#### [WRITTEN EXERCISE]
Would you set down every entry shown below, precisely as written?

#### [DATA IN THIS EXERCISE]

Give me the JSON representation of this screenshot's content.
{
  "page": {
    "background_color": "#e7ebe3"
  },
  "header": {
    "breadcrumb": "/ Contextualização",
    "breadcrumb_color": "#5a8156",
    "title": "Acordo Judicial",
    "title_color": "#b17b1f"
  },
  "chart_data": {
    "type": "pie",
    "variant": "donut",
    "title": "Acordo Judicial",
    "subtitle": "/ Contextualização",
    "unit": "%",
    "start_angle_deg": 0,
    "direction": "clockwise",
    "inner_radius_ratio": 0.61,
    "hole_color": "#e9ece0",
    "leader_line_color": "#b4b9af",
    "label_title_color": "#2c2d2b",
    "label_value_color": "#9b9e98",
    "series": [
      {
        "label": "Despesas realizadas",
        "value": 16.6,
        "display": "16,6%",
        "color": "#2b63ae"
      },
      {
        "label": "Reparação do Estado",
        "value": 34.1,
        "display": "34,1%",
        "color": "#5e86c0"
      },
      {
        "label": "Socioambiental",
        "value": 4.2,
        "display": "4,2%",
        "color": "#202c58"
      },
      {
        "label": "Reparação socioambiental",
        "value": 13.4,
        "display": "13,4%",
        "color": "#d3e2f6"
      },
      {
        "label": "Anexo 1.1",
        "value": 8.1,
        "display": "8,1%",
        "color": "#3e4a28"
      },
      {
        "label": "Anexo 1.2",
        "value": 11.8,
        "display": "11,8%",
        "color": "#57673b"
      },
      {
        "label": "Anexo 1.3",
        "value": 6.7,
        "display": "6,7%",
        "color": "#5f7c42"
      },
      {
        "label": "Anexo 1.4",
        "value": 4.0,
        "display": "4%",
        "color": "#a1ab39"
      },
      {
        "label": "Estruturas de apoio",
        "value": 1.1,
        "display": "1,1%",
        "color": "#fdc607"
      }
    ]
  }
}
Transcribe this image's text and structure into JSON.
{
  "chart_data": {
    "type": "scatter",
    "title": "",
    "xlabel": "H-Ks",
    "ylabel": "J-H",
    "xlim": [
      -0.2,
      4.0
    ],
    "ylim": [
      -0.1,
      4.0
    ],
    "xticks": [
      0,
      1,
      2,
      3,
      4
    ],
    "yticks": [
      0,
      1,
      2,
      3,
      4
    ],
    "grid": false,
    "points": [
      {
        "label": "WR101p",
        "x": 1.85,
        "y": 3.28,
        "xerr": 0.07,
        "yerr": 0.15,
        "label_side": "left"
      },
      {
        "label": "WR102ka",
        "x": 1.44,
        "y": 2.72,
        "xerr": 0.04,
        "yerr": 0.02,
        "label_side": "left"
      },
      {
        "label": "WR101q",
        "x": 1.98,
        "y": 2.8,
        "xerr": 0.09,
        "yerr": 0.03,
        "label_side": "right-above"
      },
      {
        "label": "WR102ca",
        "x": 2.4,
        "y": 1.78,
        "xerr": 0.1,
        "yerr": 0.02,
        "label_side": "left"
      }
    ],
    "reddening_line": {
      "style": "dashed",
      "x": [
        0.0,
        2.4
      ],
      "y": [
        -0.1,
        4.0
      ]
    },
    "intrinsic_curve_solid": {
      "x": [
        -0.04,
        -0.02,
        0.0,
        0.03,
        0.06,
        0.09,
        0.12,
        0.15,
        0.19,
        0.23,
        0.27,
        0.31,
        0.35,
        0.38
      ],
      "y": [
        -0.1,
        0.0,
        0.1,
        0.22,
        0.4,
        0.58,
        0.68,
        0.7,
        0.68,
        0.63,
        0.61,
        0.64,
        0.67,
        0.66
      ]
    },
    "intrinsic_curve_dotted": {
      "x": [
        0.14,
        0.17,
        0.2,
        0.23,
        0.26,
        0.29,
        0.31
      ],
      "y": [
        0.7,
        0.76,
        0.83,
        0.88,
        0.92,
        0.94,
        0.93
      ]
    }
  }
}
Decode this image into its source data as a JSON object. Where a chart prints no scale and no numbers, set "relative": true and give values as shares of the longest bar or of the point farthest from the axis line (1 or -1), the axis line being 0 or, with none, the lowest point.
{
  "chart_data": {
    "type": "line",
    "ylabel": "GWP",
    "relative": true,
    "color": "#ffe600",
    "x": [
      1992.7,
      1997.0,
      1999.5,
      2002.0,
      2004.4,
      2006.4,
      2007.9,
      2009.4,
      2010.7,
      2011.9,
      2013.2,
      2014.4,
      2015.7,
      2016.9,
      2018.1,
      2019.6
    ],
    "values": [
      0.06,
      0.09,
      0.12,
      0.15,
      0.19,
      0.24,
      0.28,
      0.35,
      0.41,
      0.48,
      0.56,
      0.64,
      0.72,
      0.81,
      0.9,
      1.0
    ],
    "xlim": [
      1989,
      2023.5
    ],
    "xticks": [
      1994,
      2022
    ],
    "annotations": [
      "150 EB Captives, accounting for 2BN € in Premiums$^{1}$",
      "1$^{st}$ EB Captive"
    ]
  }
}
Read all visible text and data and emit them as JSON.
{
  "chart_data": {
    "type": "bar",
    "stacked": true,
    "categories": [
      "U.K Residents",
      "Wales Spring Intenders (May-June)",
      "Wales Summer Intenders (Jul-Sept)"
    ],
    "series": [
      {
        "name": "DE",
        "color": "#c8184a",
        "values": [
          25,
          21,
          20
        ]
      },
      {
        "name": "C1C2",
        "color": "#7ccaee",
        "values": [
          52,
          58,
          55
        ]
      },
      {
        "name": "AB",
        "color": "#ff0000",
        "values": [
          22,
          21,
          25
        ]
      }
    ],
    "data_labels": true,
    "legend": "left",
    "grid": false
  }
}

#### [FINISHED EXERCISE]
Give me the JSON representation of this screenshot's content.
{
  "page": {
    "background_color": "#e7ebe3"
  },
  "header": {
    "breadcrumb": "/ Contextualização",
    "breadcrumb_color": "#5a8156",
    "title": "Acordo Judicial",
    "title_color": "#b17b1f"
  },
  "chart_data": {
    "type": "pie",
    "variant": "donut",
    "title": "Acordo Judicial",
    "subtitle": "/ Contextualização",
    "unit": "%",
    "start_angle_deg": 0,
    "direction": "clockwise",
    "inner_radius_ratio": 0.61,
    "hole_color": "#e9ece0",
    "leader_line_color": "#b4b9af",
    "label_title_color": "#2c2d2b",
    "label_value_color": "#9b9e98",
    "series": [
      {
        "label": "Despesas realizadas",
        "value": 16.6,
        "display": "16,6%",
        "color": "#2b63ae"
      },
      {
        "label": "Reparação do Estado",
        "value": 34.1,
        "display": "34,1%",
        "color": "#5e86c0"
      },
      {
        "label": "Socioambiental",
        "value": 4.2,
        "display": "4,2%",
        "color": "#202c58"
      },
      {
        "label": "Reparação socioambiental",
        "value": 13.4,
        "display": "13,4%",
        "color": "#d3e2f6"
      },
      {
        "label": "Anexo 1.1",
        "value": 8.1,
        "display": "8,1%",
        "color": "#3e4a28"
      },
      {
        "label": "Anexo 1.2",
        "value": 11.8,
        "display": "11,8%",
        "color": "#57673b"
      },
      {
        "label": "Anexo 1.3",
        "value": 6.7,
        "display": "6,7%",
        "color": "#5f7c42"
      },
      {
        "label": "Anexo 1.4",
        "value": 4.0,
        "display": "4%",
        "color": "#a1ab39"
      },
      {
        "label": "Estruturas de apoio",
        "value": 1.1,
        "display": "1,1%",
        "color": "#fdc607"
      }
    ]
  }
}
Transcribe this image's text and structure into JSON.
{
  "chart_data": {
    "type": "scatter",
    "title": "",
    "xlabel": "H-Ks",
    "ylabel": "J-H",
    "xlim": [
      -0.2,
      4.0
    ],
    "ylim": [
      -0.1,
      4.0
    ],
    "xticks": [
      0,
      1,
      2,
      3,
      4
    ],
    "yticks": [
      0,
      1,
      2,
      3,
      4
    ],
    "grid": false,
    "points": [
      {
        "label": "WR101p",
        "x": 1.85,
        "y": 3.28,
        "xerr": 0.07,
        "yerr": 0.15,
        "label_side": "left"
      },
      {
        "label": "WR102ka",
        "x": 1.44,
        "y": 2.72,
        "xerr": 0.04,
        "yerr": 0.02,
        "label_side": "left"
      },
      {
        "label": "WR101q",
        "x": 1.98,
        "y": 2.8,
        "xerr": 0.09,
        "yerr": 0.03,
        "label_side": "right-above"
      },
      {
        "label": "WR102ca",
        "x": 2.4,
        "y": 1.78,
        "xerr": 0.1,
        "yerr": 0.02,
        "label_side": "left"
      }
    ],
    "reddening_line": {
      "style": "dashed",
      "x": [
        0.0,
        2.4
      ],
      "y": [
        -0.1,
        4.0
      ]
    },
    "intrinsic_curve_solid": {
      "x": [
        -0.04,
        -0.02,
        0.0,
        0.03,
        0.06,
        0.09,
        0.12,
        0.15,
        0.19,
        0.23,
        0.27,
        0.31,
        0.35,
        0.38
      ],
      "y": [
        -0.1,
        0.0,
        0.1,
        0.22,
        0.4,
        0.58,
        0.68,
        0.7,
        0.68,
        0.63,
        0.61,
        0.64,
        0.67,
        0.66
      ]
    },
    "intrinsic_curve_dotted": {
      "x": [
        0.14,
        0.17,
        0.2,
        0.23,
        0.26,
        0.29,
        0.31
      ],
      "y": [
        0.7,
        0.76,
        0.83,
        0.88,
        0.92,
        0.94,
        0.93
      ]
    }
  }
}
Decode this image into its source data as a JSON object. Where a chart prints no scale and no numbers, set "relative": true and give values as shares of the longest bar or of the point farthest from the axis line (1 or -1), the axis line being 0 or, with none, the lowest point.
{
  "chart_data": {
    "type": "line",
    "ylabel": "GWP",
    "relative": true,
    "color": "#ffe600",
    "x": [
      1992.7,
      1997.0,
      1999.5,
      2002.0,
      2004.4,
      2006.4,
      2007.9,
      2009.4,
      2010.7,
      2011.9,
      2013.2,
      2014.4,
      2015.7,
      2016.9,
      2018.1,
      2019.6
    ],
    "values": [
      0.06,
      0.09,
      0.12,
      0.15,
      0.19,
      0.24,
      0.28,
      0.35,
      0.41,
      0.48,
      0.56,
      0.64,
      0.72,
      0.81,
      0.9,
      1.0
    ],
    "xlim": [
      1989,
      2023.5
    ],
    "xticks": [
      1994,
      2022
    ],
    "annotations": [
      "150 EB Captives, accounting for 2BN € in Premiums$^{1}$",
      "1$^{st}$ EB Captive"
    ]
  }
}
Read all visible text and data and emit them as JSON.
{
  "chart_data": {
    "type": "bar",
    "stacked": true,
    "categories": [
      "U.K Residents",
      "Wales Spring Intenders (May-June)",
      "Wales Summer Intenders (Jul-Sept)"
    ],
    "series": [
      {
        "name": "DE",
        "color": "#c8184a",
        "values": [
          25,
          21,
          20
        ]
      },
      {
        "name": "C1C2",
        "color": "#7ccaee",
        "values": [
          52,
          58,
          55
        ]
      },
      {
        "name": "AB",
        "color": "#ff0000",
        "values": [
          22,
          21,
          25
        ]
      }
    ],
    "data_labels": true,
    "legend": "left",
    "grid": false
  }
}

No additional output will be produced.